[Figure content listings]
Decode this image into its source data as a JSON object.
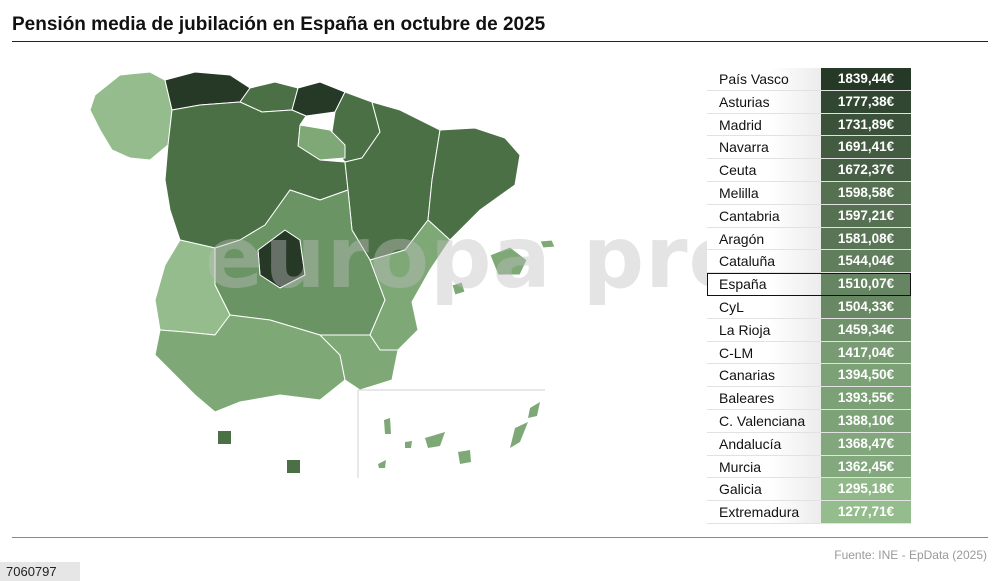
{
  "title": "Pensión media de jubilación en España en octubre de 2025",
  "source": "Fuente: INE - EpData (2025)",
  "photo_id": "7060797",
  "watermark": "europa press",
  "colors": {
    "darkest": "#263826",
    "dark": "#4c7046",
    "medium": "#6a9464",
    "light": "#94bc8c",
    "mid_light": "#7fa877"
  },
  "chart_data": {
    "type": "table",
    "title": "Pensión media de jubilación en España en octubre de 2025",
    "unit": "€",
    "rows": [
      {
        "region": "País Vasco",
        "value": "1839,44€",
        "num": 1839.44
      },
      {
        "region": "Asturias",
        "value": "1777,38€",
        "num": 1777.38
      },
      {
        "region": "Madrid",
        "value": "1731,89€",
        "num": 1731.89
      },
      {
        "region": "Navarra",
        "value": "1691,41€",
        "num": 1691.41
      },
      {
        "region": "Ceuta",
        "value": "1672,37€",
        "num": 1672.37
      },
      {
        "region": "Melilla",
        "value": "1598,58€",
        "num": 1598.58
      },
      {
        "region": "Cantabria",
        "value": "1597,21€",
        "num": 1597.21
      },
      {
        "region": "Aragón",
        "value": "1581,08€",
        "num": 1581.08
      },
      {
        "region": "Cataluña",
        "value": "1544,04€",
        "num": 1544.04
      },
      {
        "region": "España",
        "value": "1510,07€",
        "num": 1510.07,
        "highlight": true
      },
      {
        "region": "CyL",
        "value": "1504,33€",
        "num": 1504.33
      },
      {
        "region": "La Rioja",
        "value": "1459,34€",
        "num": 1459.34
      },
      {
        "region": "C-LM",
        "value": "1417,04€",
        "num": 1417.04
      },
      {
        "region": "Canarias",
        "value": "1394,50€",
        "num": 1394.5
      },
      {
        "region": "Baleares",
        "value": "1393,55€",
        "num": 1393.55
      },
      {
        "region": "C. Valenciana",
        "value": "1388,10€",
        "num": 1388.1
      },
      {
        "region": "Andalucía",
        "value": "1368,47€",
        "num": 1368.47
      },
      {
        "region": "Murcia",
        "value": "1362,45€",
        "num": 1362.45
      },
      {
        "region": "Galicia",
        "value": "1295,18€",
        "num": 1295.18
      },
      {
        "region": "Extremadura",
        "value": "1277,71€",
        "num": 1277.71
      }
    ]
  }
}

WHAT YOU NEED TO DO: Each line containing the word "España" counts once; say how many such lines there are, giving only the number.

SOLUTION BELOW: 3